Segment Start: EXCERPT TO READ
- Pandori Location in Punjab, India Pandori Pandori (India)
- Coordinates: 31°31′25″N 75°30′20″E﻿ / ﻿31.523605°N 75.505450°E
- Country: India
- State: Punjab
- District: Kapurthala

Government
- • Type: Panchayati raj (India)
- • Body: Gram panchayat

Population (2011)
- • Total: 2,349
- Sex ratio 1211/1138♂/♀

Languages
- • Official: Punjabi
- • Other spoken: Hindi
- Time zone: UTC+5:30 (IST)
- PIN: 144401
- Telephone code: 01822
- ISO 3166 code: IN-PB
- Vehicle registration: PB-09
- Website: kapurthala.gov.in

= Pandori, Bhulath =

Pandori is a village in Bhulath Tehsil in Kapurthala district of Punjab State, India. It is located 2 km from Bhulath, 23 km away from district headquarter Kapurthala. The village is administrated by a Sarpanch, who is an elected representative.
Segment End: EXCERPT TO READ
Segment Start: RECORDED DATA
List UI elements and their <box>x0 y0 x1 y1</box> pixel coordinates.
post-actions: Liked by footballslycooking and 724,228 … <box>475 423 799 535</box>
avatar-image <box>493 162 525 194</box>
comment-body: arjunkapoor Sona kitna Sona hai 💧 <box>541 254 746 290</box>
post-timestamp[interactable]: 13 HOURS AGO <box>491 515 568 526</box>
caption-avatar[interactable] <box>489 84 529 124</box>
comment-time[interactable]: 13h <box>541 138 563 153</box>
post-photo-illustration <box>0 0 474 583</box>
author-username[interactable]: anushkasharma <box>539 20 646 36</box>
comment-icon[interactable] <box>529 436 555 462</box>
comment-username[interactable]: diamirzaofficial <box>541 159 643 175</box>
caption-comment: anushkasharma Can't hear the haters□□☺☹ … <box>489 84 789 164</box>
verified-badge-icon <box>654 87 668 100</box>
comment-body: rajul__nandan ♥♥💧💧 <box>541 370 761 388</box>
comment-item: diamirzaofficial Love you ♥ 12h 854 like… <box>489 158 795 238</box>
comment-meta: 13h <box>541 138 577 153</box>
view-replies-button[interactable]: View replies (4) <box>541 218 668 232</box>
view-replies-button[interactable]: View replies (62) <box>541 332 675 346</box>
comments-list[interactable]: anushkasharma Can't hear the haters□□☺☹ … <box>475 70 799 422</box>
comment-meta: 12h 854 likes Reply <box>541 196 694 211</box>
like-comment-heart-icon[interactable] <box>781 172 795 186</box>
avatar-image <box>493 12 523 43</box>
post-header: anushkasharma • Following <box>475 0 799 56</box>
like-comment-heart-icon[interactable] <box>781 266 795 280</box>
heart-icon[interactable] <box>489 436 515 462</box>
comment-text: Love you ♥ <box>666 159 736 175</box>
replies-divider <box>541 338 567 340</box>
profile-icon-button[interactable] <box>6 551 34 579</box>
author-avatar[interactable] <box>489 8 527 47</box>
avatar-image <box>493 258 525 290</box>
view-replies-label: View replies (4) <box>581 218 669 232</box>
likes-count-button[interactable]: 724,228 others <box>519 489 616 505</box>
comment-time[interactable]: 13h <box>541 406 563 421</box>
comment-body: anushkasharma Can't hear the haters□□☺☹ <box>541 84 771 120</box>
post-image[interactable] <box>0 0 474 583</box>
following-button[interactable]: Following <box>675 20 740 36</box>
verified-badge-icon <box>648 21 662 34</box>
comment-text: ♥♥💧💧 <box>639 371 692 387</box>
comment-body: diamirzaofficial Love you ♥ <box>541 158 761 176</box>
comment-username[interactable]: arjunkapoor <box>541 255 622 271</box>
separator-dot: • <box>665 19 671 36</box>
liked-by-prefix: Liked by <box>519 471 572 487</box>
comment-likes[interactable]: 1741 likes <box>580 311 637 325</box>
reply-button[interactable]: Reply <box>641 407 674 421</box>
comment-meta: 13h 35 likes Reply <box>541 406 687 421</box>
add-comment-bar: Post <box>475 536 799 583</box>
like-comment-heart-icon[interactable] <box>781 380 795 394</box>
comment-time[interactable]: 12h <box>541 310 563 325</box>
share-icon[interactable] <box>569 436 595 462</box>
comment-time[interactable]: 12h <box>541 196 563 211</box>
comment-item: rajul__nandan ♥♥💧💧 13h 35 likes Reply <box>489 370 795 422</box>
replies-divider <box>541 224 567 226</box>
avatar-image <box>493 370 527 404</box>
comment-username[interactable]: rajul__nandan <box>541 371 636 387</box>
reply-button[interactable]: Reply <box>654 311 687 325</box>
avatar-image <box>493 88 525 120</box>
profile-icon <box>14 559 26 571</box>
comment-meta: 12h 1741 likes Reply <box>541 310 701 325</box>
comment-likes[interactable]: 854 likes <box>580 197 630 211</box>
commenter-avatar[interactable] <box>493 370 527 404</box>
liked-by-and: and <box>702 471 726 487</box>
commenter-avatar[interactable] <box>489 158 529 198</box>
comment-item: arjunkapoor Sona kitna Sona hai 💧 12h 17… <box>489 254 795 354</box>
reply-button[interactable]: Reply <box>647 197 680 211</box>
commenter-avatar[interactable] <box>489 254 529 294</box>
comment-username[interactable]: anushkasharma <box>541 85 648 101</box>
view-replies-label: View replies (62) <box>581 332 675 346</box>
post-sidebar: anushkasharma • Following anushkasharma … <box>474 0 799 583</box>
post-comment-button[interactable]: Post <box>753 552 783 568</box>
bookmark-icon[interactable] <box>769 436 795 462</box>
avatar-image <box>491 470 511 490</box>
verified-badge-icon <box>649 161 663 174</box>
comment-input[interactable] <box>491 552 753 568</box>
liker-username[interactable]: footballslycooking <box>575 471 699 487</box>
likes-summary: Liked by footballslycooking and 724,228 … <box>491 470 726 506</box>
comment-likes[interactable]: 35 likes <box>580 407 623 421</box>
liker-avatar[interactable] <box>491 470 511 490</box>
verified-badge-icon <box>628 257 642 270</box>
Segment End: RECORDED DATA
PROMPT 1
Condense the paragraph of the Pandori village article that begins "Pandori is a village" into a short bulleted list, keeping its main facts.
PROMPT 2
According to the Pandori village article, what was the village's total population in 2011?
PROMPT 3
Extend the Pandori village article past its final sentence with one or two more paragraphs in the same plain, encyclopedic style.
The records have nothing to do with the article on Pandori.

RESPONSE BOX 1
- Village in Bhulath Tehsil, Kapurthala district, Punjab, India
- 2 km from Bhulath
- 23 km from the district headquarters, Kapurthala
- Administered by an elected Sarpanch

RESPONSE BOX 2
2,349

RESPONSE BOX 3
== Demography ==
According to the report published by Census India in 2011, Pandori has 486 houses with the total population of 2,349 persons of which 1,211 are male and 1,138 females. Literacy rate of Pandori is 74.17%, lower than the state average of 75.84%. The population of children in the age group 0–6 years is 235 which is 10.00% of the total population. Child sex ratio is approximately 780, lower than the state average of 846.

== Population data ==

| Particulars | Total | Male | Female |
|---|---|---|---|
| Total No. of Houses | 486 | - | - |
| Population | 2,349 | 1,211 | 1,138 |
| Child (0-6) | 235 | 132 | 103 |
| Schedule Caste | 307 | 152 | 155 |
| Schedule Tribe | 0 | 0 | 0 |
| Literacy | 74.17 % | 79.61 % | 68.50 % |
| Total Workers | 661 | 577 | 84 |
| Main Worker | 617 | 0 | 0 |
| Marginal Worker | 44 | 32 | 12 |

As per census 2011, 661 people were engaged in work activities out of the total population of Pandori which includes 577 males and 84 females. According to census survey report 2011, 93.34% workers (Employment or Earning more than 6 Months) describe their work as main work and 6.66% workers are involved in Marginal activity providing livelihood for less than 6 months.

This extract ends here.